--- START SUPPLIED ENTRIES ---
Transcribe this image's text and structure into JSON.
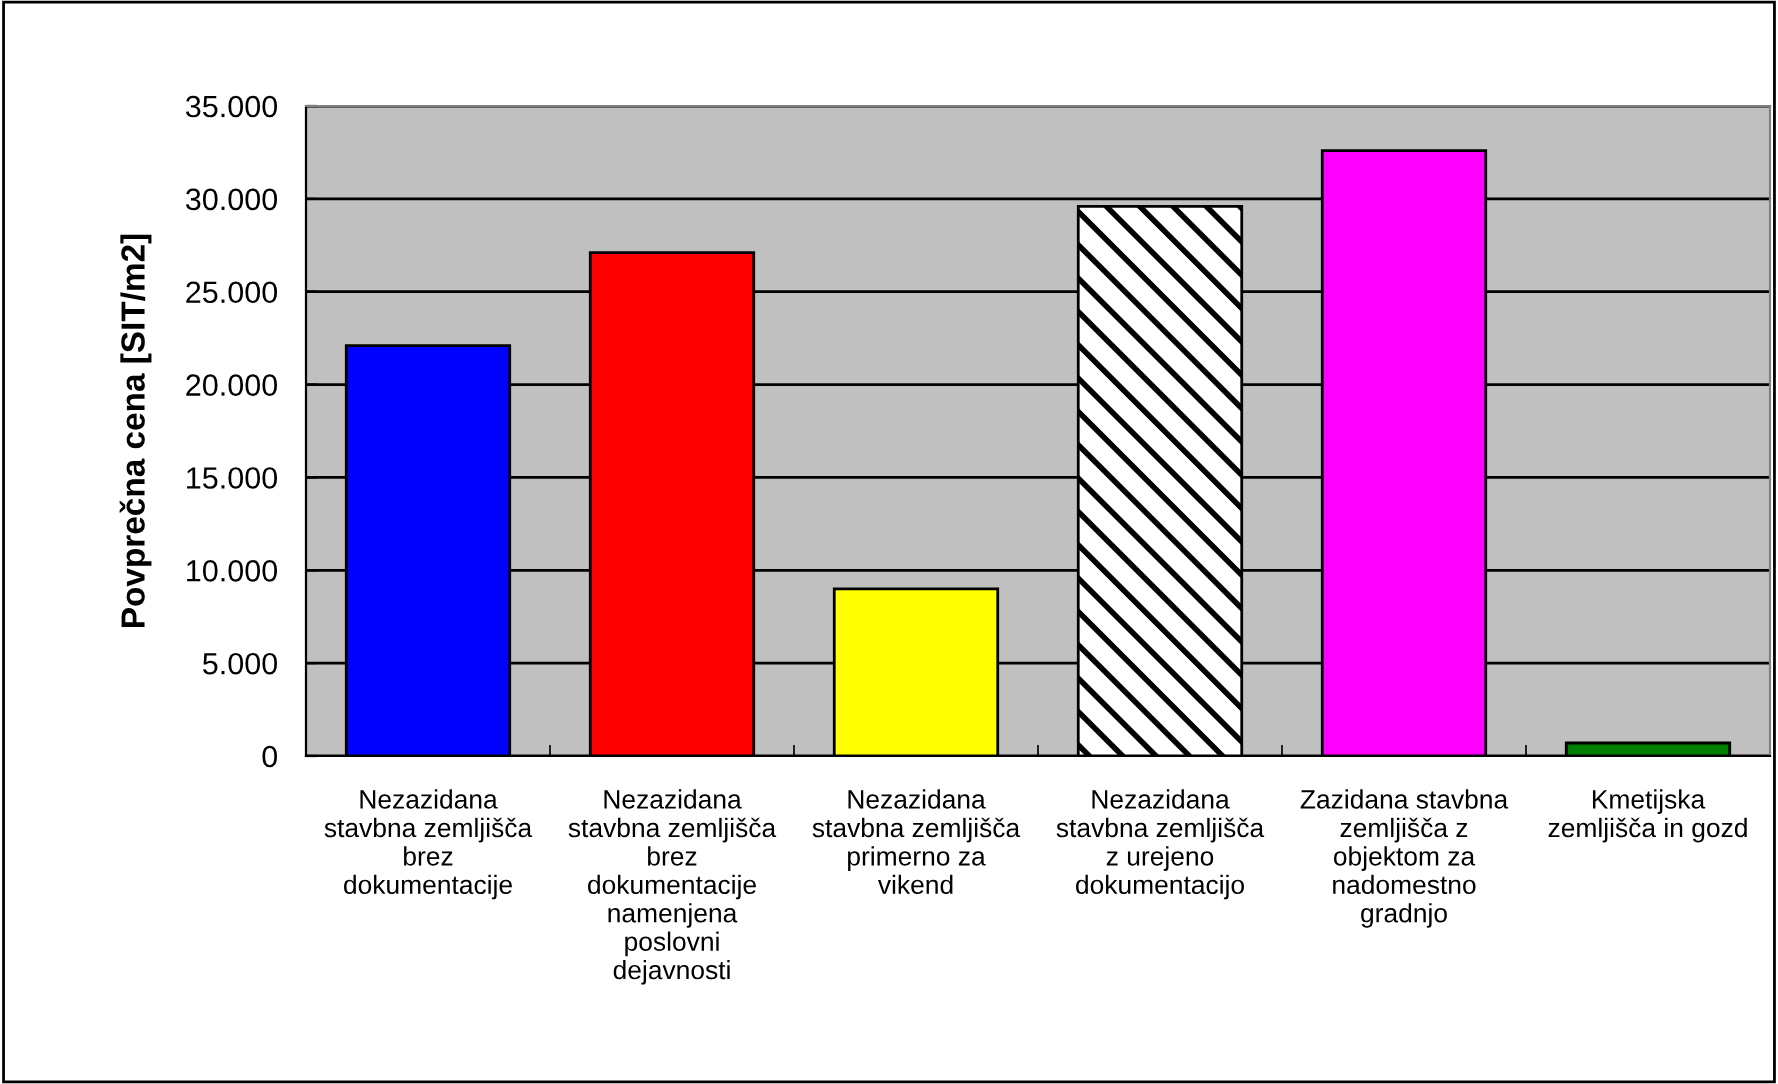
{
  "chart_data": {
    "type": "bar",
    "ylabel": "Povprečna cena [SIT/m2]",
    "categories": [
      "Nezazidana\nstavbna zemljišča\nbrez\ndokumentacije",
      "Nezazidana\nstavbna zemljišča\nbrez\ndokumentacije\nnamenjena\nposlovni\ndejavnosti",
      "Nezazidana\nstavbna zemljišča\nprimerno za\nvikend",
      "Nezazidana\nstavbna zemljišča\nz urejeno\ndokumentacijo",
      "Zazidana stavbna\nzemljišča z\nobjektom za\nnadomestno\ngradnjo",
      "Kmetijska\nzemljišča in gozd"
    ],
    "values": [
      22100,
      27100,
      9000,
      29600,
      32600,
      700
    ],
    "colors": [
      "#0000ff",
      "#ff0000",
      "#ffff00",
      "#ffffff",
      "#ff00ff",
      "#008000"
    ],
    "ylim": [
      0,
      35000
    ],
    "yticks": [
      0,
      {
        "value": 5000,
        "label": "5.000"
      },
      {
        "value": 10000,
        "label": "10.000"
      },
      {
        "value": 15000,
        "label": "15.000"
      },
      {
        "value": 20000,
        "label": "20.000"
      },
      {
        "value": 25000,
        "label": "25.000"
      },
      {
        "value": 30000,
        "label": "30.000"
      },
      {
        "value": 35000,
        "label": "35.000"
      }
    ],
    "grid": "y"
  }
}
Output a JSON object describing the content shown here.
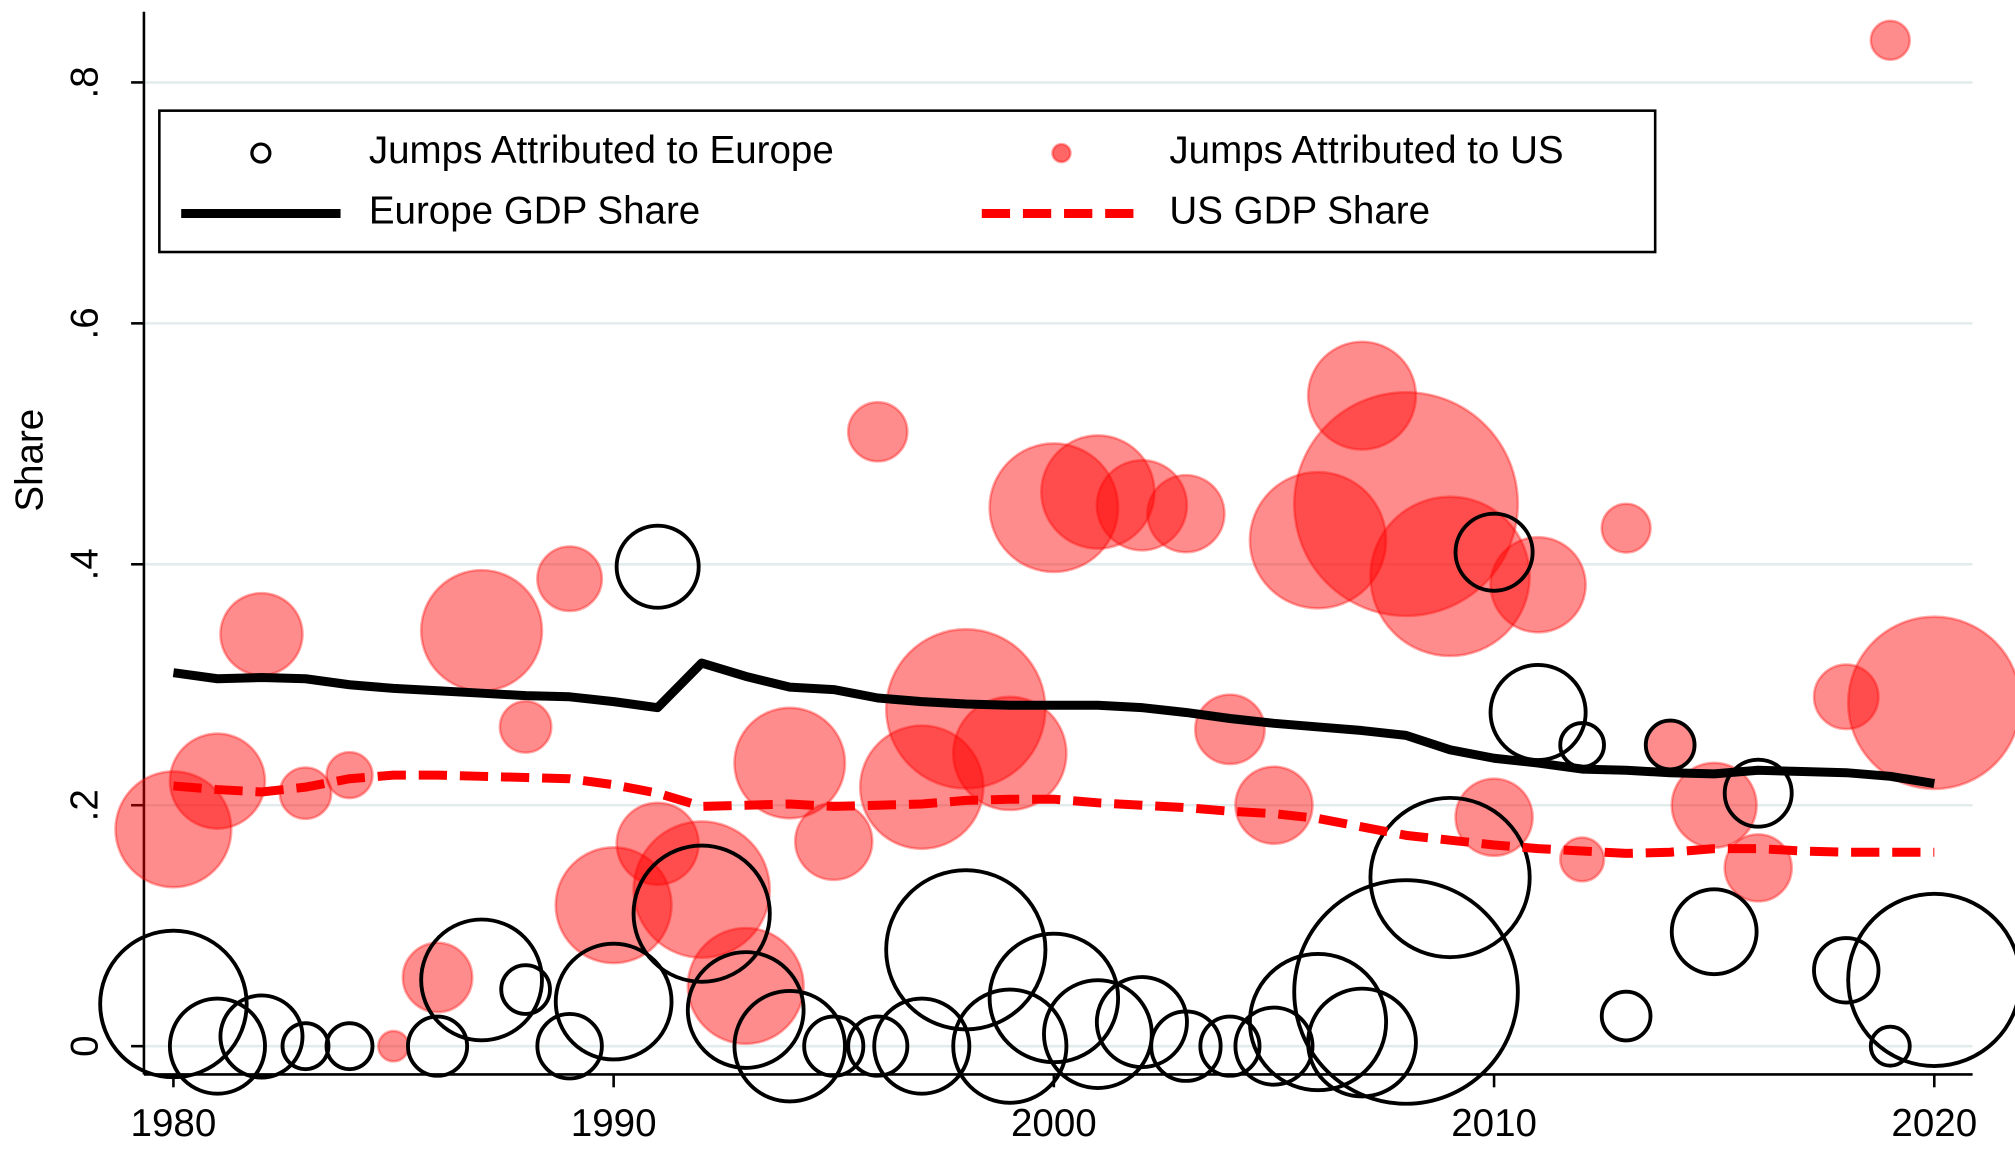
{
  "chart_data": {
    "type": "scatter",
    "y_label": "Share",
    "xlim": [
      1979.33,
      2020.87
    ],
    "ylim": [
      -0.0235,
      0.8587
    ],
    "xticks": [
      1980,
      1990,
      2000,
      2010,
      2020
    ],
    "yticks": [
      0,
      {
        "value": 0.2,
        "label": ".2"
      },
      {
        "value": 0.4,
        "label": ".4"
      },
      {
        "value": 0.6,
        "label": ".6"
      },
      {
        "value": 0.8,
        "label": ".8"
      }
    ],
    "grid": true,
    "series": [
      {
        "name": "Jumps Attributed to US",
        "type": "bubble",
        "color": "#ff0000",
        "x": [
          1980,
          1981,
          1982,
          1983,
          1984,
          1985,
          1986,
          1987,
          1988,
          1989,
          1990,
          1991,
          1992,
          1993,
          1994,
          1995,
          1996,
          1997,
          1998,
          1999,
          2000,
          2001,
          2002,
          2003,
          2004,
          2005,
          2006,
          2007,
          2008,
          2009,
          2010,
          2011,
          2012,
          2013,
          2014,
          2015,
          2016,
          2018,
          2019,
          2020
        ],
        "values": [
          0.18,
          0.22,
          0.342,
          0.21,
          0.225,
          0,
          0.057,
          0.345,
          0.265,
          0.388,
          0.117,
          0.168,
          0.13,
          0.05,
          0.235,
          0.17,
          0.51,
          0.215,
          0.28,
          0.243,
          0.447,
          0.46,
          0.449,
          0.442,
          0.263,
          0.2,
          0.42,
          0.54,
          0.45,
          0.39,
          0.19,
          0.383,
          0.155,
          0.43,
          0.25,
          0.2,
          0.148,
          0.29,
          0.835,
          0.285
        ],
        "sizes": [
          20.3,
          13.7,
          10.2,
          4,
          3.2,
          1.4,
          7.3,
          22.1,
          4,
          6.3,
          20.3,
          10.2,
          28.1,
          20.3,
          18.5,
          9,
          5.3,
          23,
          38.4,
          19.4,
          25,
          19.4,
          12.3,
          9,
          7.3,
          9,
          28.1,
          17.6,
          75.7,
          38.4,
          9,
          13.7,
          2.9,
          3.6,
          3.6,
          10.9,
          6.8,
          6.3,
          2.3,
          44.9
        ]
      },
      {
        "name": "Jumps Attributed to Europe",
        "type": "bubble",
        "color": "#000000",
        "x": [
          1980,
          1981,
          1982,
          1983,
          1984,
          1986,
          1987,
          1988,
          1989,
          1990,
          1991,
          1992,
          1993,
          1994,
          1995,
          1996,
          1997,
          1998,
          1999,
          2000,
          2001,
          2002,
          2003,
          2004,
          2005,
          2006,
          2007,
          2008,
          2009,
          2010,
          2011,
          2012,
          2013,
          2014,
          2015,
          2016,
          2018,
          2019,
          2020
        ],
        "values": [
          0.035,
          0,
          0.008,
          0,
          0,
          0,
          0.055,
          0.047,
          0,
          0.037,
          0.398,
          0.11,
          0.03,
          0,
          0,
          0,
          0,
          0.08,
          0,
          0.04,
          0.01,
          0.02,
          0,
          0,
          0,
          0.02,
          0.003,
          0.045,
          0.14,
          0.41,
          0.277,
          0.25,
          0.025,
          0.25,
          0.095,
          0.21,
          0.063,
          0,
          0.055
        ],
        "sizes": [
          32.5,
          13.7,
          10.2,
          3.2,
          3.2,
          5.3,
          22.1,
          3.6,
          6.3,
          20.3,
          10.2,
          28.1,
          20.3,
          18.5,
          5.3,
          5.3,
          13.7,
          38.4,
          19.4,
          25,
          17.6,
          12.3,
          7.3,
          5.3,
          9,
          28.1,
          17.6,
          75.7,
          38.4,
          9,
          13.7,
          2.9,
          3.6,
          3.6,
          10.9,
          6.8,
          6.3,
          2.3,
          44.9
        ]
      },
      {
        "name": "Europe GDP Share",
        "type": "line",
        "color": "#000000",
        "dashed": false,
        "x": [
          1980,
          1981,
          1982,
          1983,
          1984,
          1985,
          1986,
          1987,
          1988,
          1989,
          1990,
          1991,
          1992,
          1993,
          1994,
          1995,
          1996,
          1997,
          1998,
          1999,
          2000,
          2001,
          2002,
          2003,
          2004,
          2005,
          2006,
          2007,
          2008,
          2009,
          2010,
          2011,
          2012,
          2013,
          2014,
          2015,
          2016,
          2017,
          2018,
          2019,
          2020
        ],
        "values": [
          0.31,
          0.305,
          0.306,
          0.305,
          0.3,
          0.297,
          0.295,
          0.293,
          0.291,
          0.29,
          0.286,
          0.281,
          0.318,
          0.307,
          0.298,
          0.296,
          0.289,
          0.286,
          0.284,
          0.283,
          0.283,
          0.283,
          0.281,
          0.277,
          0.272,
          0.268,
          0.265,
          0.262,
          0.258,
          0.246,
          0.239,
          0.235,
          0.23,
          0.229,
          0.227,
          0.226,
          0.229,
          0.228,
          0.227,
          0.224,
          0.218
        ]
      },
      {
        "name": "US GDP Share",
        "type": "line",
        "color": "#ff0000",
        "dashed": true,
        "x": [
          1980,
          1981,
          1982,
          1983,
          1984,
          1985,
          1986,
          1987,
          1988,
          1989,
          1990,
          1991,
          1992,
          1993,
          1994,
          1995,
          1996,
          1997,
          1998,
          1999,
          2000,
          2001,
          2002,
          2003,
          2004,
          2005,
          2006,
          2007,
          2008,
          2009,
          2010,
          2011,
          2012,
          2013,
          2014,
          2015,
          2016,
          2017,
          2018,
          2019,
          2020
        ],
        "values": [
          0.216,
          0.213,
          0.211,
          0.215,
          0.222,
          0.225,
          0.225,
          0.224,
          0.223,
          0.222,
          0.217,
          0.21,
          0.199,
          0.2,
          0.201,
          0.199,
          0.2,
          0.201,
          0.204,
          0.205,
          0.205,
          0.202,
          0.2,
          0.198,
          0.195,
          0.193,
          0.189,
          0.182,
          0.175,
          0.171,
          0.167,
          0.164,
          0.162,
          0.16,
          0.161,
          0.164,
          0.164,
          0.162,
          0.161,
          0.161,
          0.161
        ]
      }
    ]
  }
}
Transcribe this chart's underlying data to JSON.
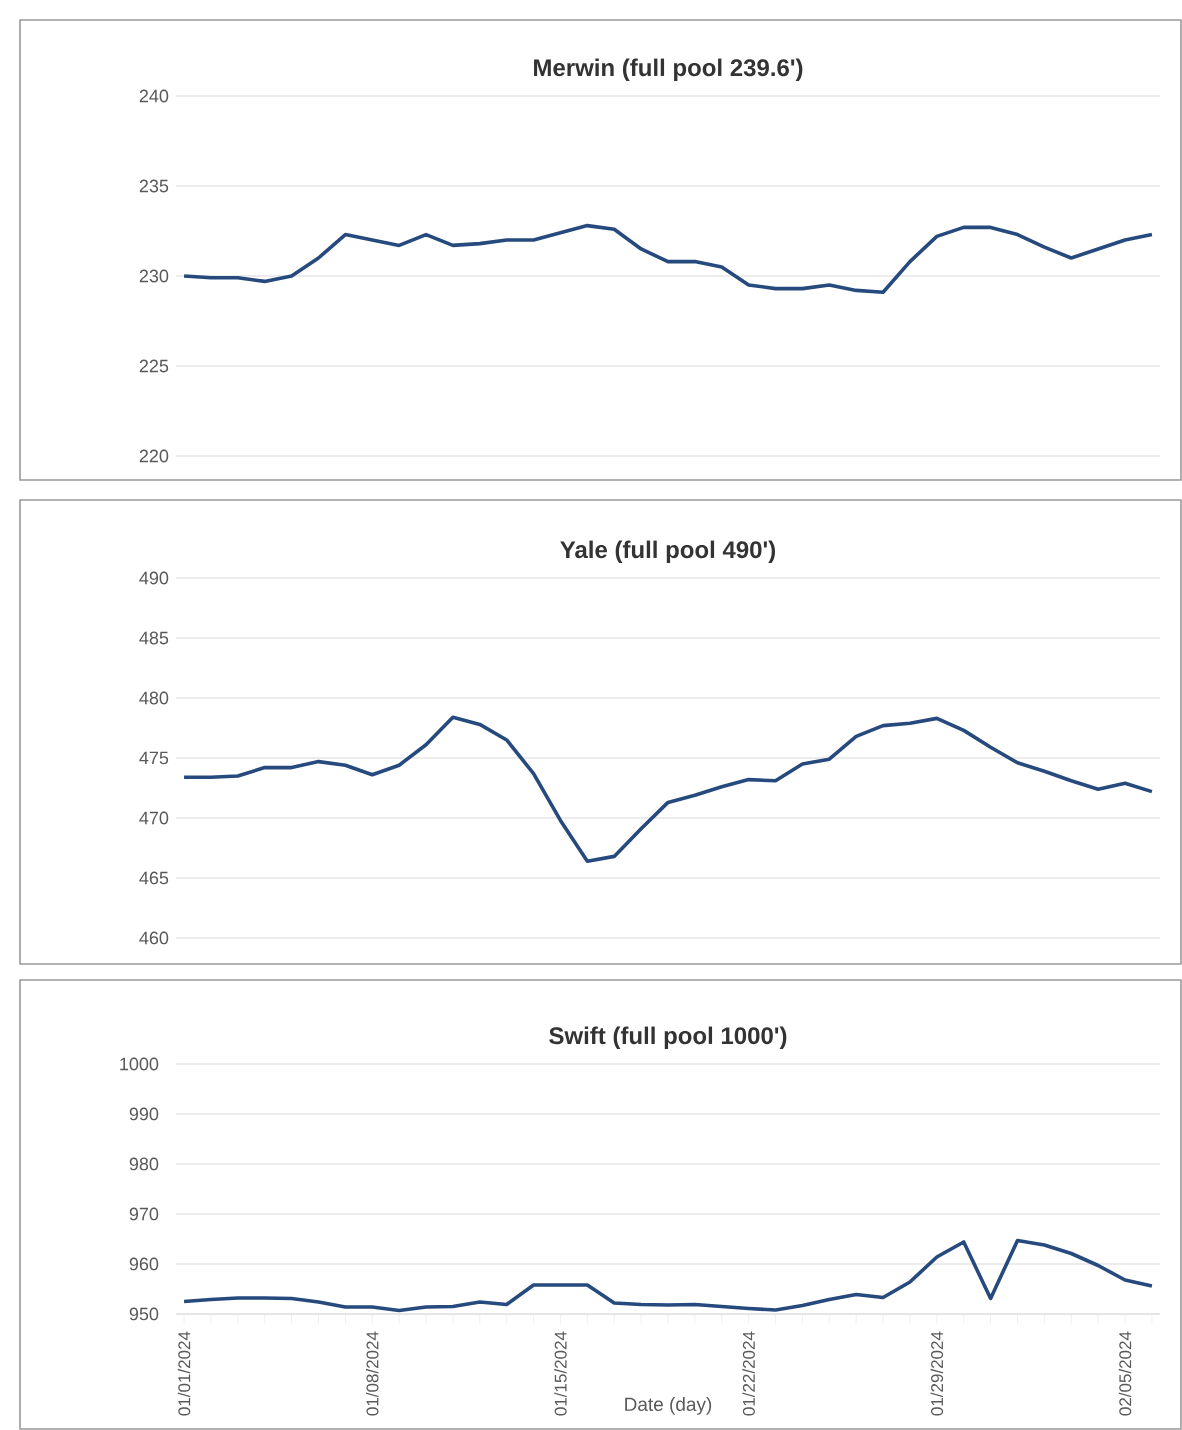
--- END SUPPLIED ENTRIES ---
-- STATED PROBLEM --
Looking at the records above, work out how many lines include the word "Europe", then give that number by itself.

-- EXERCISE RESPONSE --
2